LISTING:

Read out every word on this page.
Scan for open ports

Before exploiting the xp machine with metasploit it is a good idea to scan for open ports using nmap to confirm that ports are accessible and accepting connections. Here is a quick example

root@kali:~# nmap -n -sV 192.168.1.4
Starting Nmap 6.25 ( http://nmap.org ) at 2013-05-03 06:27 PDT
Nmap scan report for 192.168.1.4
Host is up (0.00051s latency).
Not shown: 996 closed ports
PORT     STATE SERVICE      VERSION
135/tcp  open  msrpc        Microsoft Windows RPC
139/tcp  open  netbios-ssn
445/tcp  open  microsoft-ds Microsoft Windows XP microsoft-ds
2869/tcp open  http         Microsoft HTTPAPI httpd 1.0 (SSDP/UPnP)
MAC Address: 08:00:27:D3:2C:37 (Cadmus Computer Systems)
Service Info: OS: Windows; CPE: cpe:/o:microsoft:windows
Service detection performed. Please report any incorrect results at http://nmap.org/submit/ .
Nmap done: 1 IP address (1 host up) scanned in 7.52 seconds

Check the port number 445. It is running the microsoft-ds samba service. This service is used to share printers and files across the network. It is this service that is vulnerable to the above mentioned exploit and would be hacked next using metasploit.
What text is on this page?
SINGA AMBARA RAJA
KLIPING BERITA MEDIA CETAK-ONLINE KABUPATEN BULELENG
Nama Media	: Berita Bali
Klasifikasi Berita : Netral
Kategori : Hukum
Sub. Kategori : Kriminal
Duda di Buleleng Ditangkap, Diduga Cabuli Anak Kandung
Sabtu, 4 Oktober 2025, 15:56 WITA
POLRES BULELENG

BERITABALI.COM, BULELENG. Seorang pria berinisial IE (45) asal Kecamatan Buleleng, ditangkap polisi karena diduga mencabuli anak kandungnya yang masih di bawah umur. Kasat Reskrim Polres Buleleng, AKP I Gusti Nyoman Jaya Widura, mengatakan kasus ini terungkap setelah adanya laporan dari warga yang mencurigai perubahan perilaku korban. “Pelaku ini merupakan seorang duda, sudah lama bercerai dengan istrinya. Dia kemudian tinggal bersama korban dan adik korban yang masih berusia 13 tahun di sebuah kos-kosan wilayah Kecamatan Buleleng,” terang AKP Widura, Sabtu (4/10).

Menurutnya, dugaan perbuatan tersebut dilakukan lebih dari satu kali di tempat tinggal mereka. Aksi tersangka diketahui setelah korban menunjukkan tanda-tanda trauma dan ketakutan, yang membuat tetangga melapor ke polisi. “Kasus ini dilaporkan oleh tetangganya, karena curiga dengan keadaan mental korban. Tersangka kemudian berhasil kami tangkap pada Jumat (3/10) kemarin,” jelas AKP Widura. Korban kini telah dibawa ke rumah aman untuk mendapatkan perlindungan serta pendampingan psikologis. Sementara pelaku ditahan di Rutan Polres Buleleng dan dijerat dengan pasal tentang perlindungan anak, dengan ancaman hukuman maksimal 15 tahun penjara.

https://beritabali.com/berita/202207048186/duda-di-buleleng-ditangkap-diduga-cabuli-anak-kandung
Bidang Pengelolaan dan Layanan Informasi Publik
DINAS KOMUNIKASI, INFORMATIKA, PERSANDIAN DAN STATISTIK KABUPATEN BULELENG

EXERCISE DIRECTIONS: Check every line in the material above for the string "page", then give only the number of lines that have it.

EXERCISE RESPONSE: 2